■ **Description of the task**: Using the material below, copy every line where "оставить" appears.
___ Data ___
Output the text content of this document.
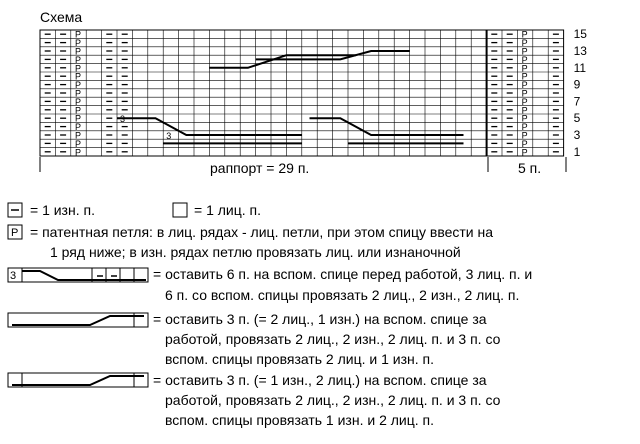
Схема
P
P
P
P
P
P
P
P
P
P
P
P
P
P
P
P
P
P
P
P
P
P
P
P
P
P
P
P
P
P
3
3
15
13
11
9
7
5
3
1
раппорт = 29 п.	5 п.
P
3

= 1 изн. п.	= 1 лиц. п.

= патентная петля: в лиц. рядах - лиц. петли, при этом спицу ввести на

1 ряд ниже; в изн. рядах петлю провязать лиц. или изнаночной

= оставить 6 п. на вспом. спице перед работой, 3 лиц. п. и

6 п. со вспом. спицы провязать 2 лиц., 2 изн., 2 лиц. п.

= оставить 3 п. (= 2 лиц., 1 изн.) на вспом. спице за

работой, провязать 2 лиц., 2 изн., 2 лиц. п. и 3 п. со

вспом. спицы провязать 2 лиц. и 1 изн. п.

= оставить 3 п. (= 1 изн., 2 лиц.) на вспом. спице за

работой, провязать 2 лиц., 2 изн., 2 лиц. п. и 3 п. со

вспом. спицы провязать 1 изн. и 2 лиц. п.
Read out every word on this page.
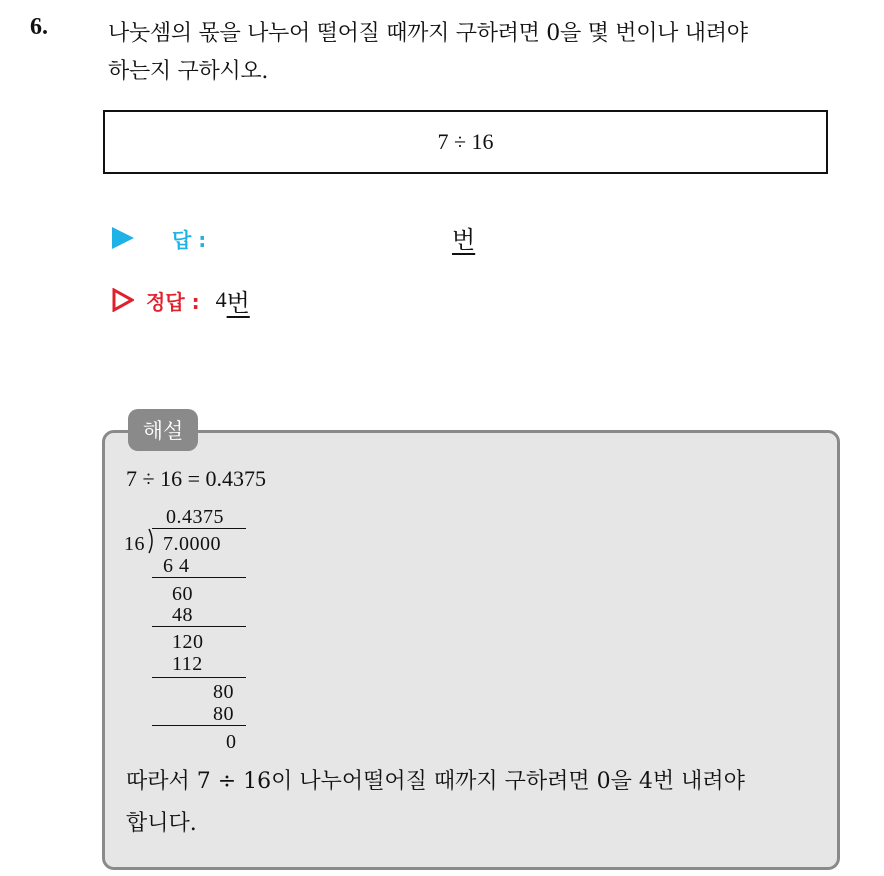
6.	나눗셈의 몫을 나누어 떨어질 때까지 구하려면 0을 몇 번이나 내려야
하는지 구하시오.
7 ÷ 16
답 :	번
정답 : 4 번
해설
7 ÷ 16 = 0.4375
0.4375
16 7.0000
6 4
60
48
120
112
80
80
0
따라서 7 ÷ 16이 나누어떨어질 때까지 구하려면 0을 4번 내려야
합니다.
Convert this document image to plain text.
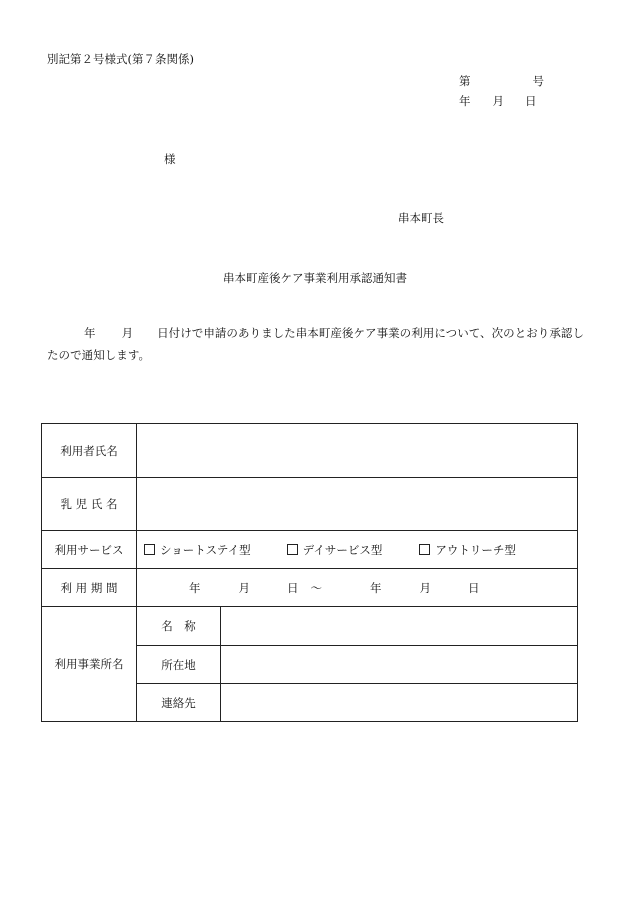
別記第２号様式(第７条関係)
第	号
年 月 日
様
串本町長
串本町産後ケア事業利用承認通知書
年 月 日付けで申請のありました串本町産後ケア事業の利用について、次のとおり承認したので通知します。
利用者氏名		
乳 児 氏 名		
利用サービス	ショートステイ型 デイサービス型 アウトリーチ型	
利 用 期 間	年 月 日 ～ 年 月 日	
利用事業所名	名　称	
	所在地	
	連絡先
___
■ **Output for this exercise**:
= оставить 6 п. на вспом. спице перед работой, 3 лиц. п. и
= оставить 3 п. (= 2 лиц., 1 изн.) на вспом. спице за
= оставить 3 п. (= 1 изн., 2 лиц.) на вспом. спице за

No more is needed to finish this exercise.